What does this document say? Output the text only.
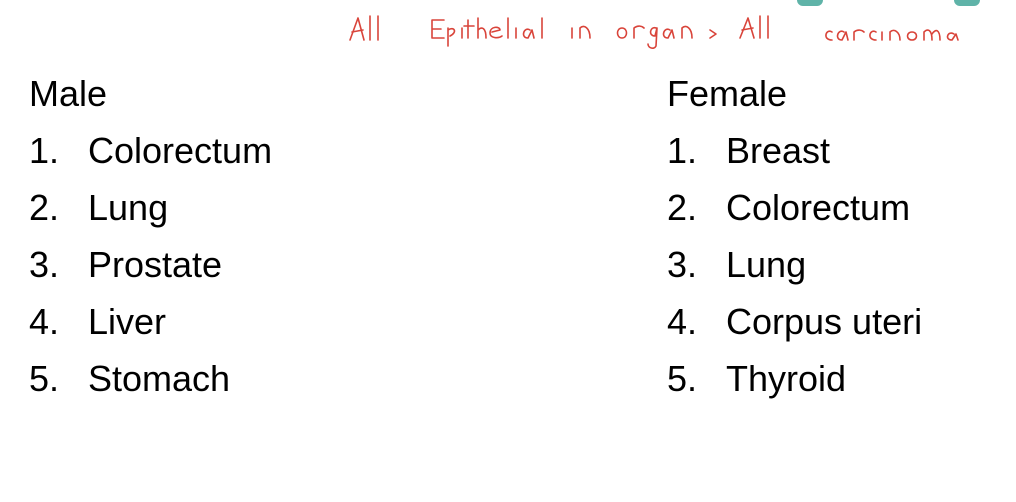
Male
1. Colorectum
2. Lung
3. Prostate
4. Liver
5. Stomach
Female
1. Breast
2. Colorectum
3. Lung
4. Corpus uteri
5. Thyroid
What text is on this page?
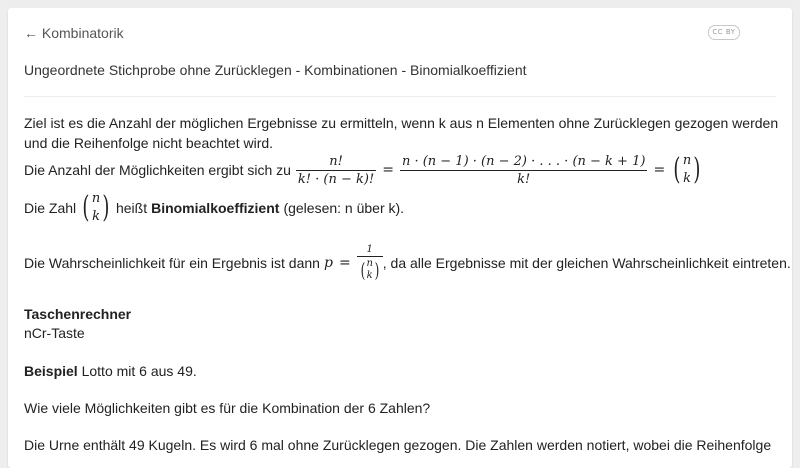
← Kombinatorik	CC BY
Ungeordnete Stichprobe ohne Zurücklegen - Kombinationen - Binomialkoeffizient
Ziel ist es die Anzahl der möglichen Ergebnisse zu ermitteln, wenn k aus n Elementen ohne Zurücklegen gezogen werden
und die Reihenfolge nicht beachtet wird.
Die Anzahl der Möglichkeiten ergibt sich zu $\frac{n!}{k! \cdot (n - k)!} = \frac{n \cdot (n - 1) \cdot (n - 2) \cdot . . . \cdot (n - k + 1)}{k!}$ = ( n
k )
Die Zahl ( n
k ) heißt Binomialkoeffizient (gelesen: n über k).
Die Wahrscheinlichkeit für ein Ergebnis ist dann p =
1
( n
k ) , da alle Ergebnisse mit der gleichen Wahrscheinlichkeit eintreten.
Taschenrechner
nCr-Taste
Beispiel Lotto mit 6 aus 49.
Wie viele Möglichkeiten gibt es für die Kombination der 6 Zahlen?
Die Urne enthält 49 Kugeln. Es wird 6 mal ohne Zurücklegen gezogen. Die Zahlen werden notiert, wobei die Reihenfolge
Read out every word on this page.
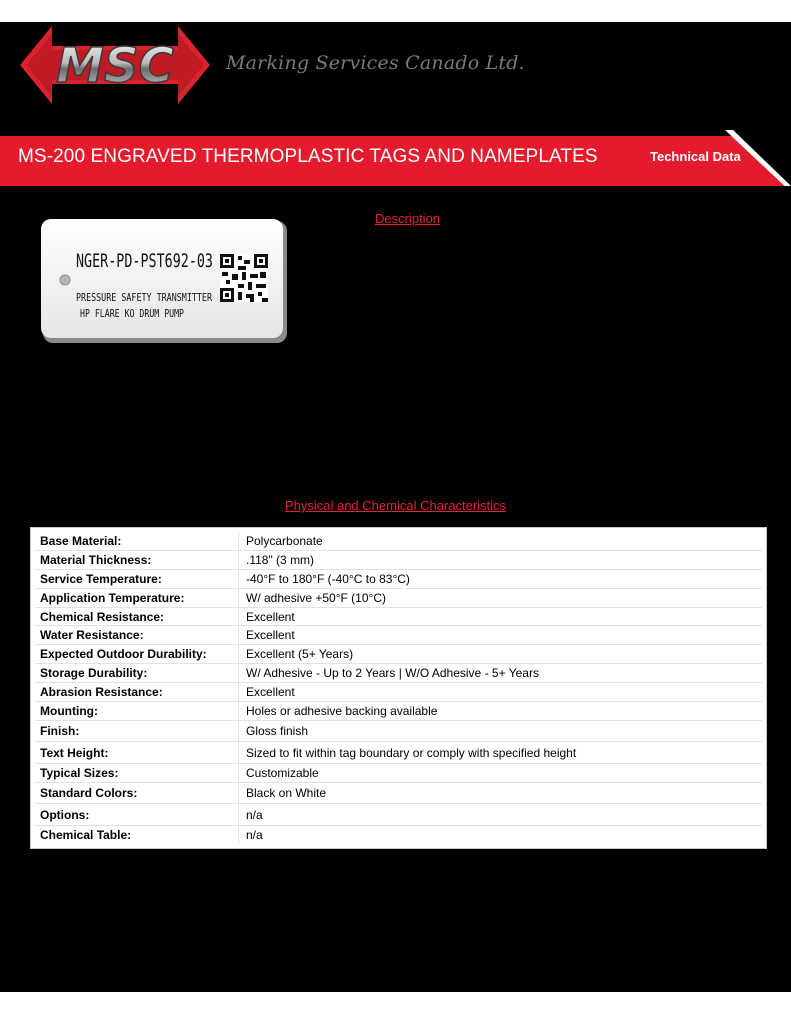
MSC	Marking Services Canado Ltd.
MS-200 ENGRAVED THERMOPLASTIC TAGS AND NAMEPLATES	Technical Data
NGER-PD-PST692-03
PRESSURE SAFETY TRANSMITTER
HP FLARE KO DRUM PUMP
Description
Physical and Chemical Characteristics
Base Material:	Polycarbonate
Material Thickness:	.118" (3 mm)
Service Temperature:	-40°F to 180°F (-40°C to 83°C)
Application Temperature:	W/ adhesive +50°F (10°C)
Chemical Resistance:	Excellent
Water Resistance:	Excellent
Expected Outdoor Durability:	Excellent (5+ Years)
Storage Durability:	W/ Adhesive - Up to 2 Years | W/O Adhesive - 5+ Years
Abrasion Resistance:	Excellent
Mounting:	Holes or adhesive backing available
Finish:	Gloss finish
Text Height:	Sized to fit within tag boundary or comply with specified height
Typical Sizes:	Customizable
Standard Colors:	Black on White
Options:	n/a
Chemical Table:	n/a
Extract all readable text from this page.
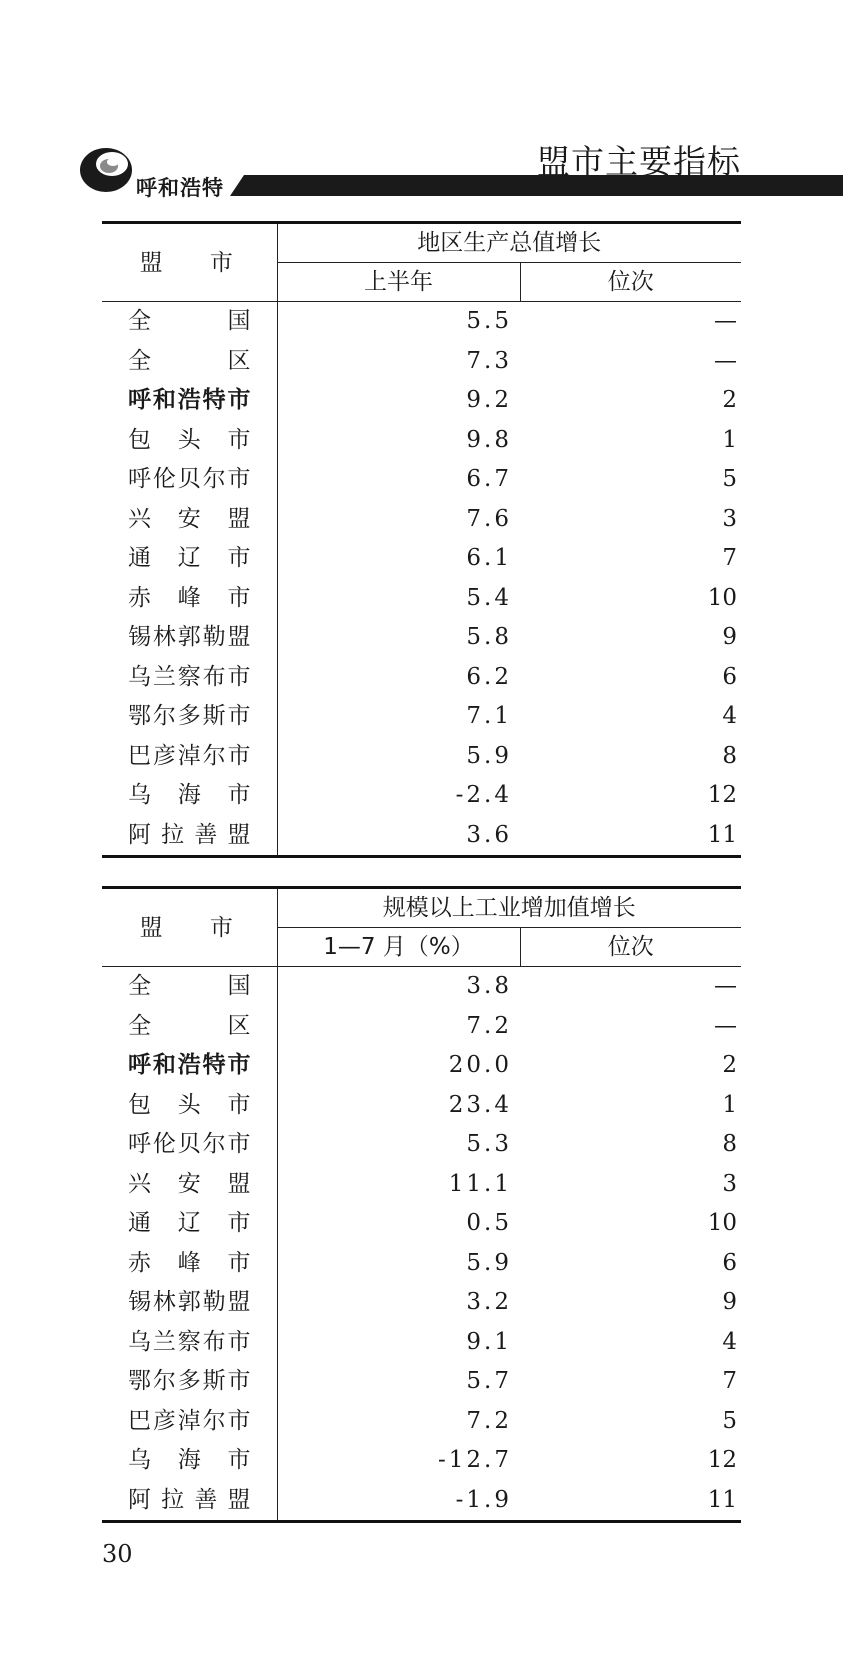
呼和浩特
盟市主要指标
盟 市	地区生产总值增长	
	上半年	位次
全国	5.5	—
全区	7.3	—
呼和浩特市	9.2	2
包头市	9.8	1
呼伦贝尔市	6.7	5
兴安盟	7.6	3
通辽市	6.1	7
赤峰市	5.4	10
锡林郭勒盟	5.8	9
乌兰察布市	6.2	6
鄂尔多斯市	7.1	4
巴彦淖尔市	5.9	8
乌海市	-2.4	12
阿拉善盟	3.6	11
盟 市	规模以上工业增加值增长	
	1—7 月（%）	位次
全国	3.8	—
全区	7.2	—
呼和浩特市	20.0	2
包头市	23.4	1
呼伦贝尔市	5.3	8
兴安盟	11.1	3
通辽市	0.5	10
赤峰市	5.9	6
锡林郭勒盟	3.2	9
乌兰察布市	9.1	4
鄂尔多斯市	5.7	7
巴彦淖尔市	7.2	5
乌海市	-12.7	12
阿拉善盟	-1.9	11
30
● ● ● ●
What is being asked
Please list every line of the records that contains "gezogen".

Response
Ziel ist es die Anzahl der möglichen Ergebnisse zu ermitteln, wenn k aus n Elementen ohne Zurücklegen gezogen werden
Die Urne enthält 49 Kugeln. Es wird 6 mal ohne Zurücklegen gezogen. Die Zahlen werden notiert, wobei die Reihenfolge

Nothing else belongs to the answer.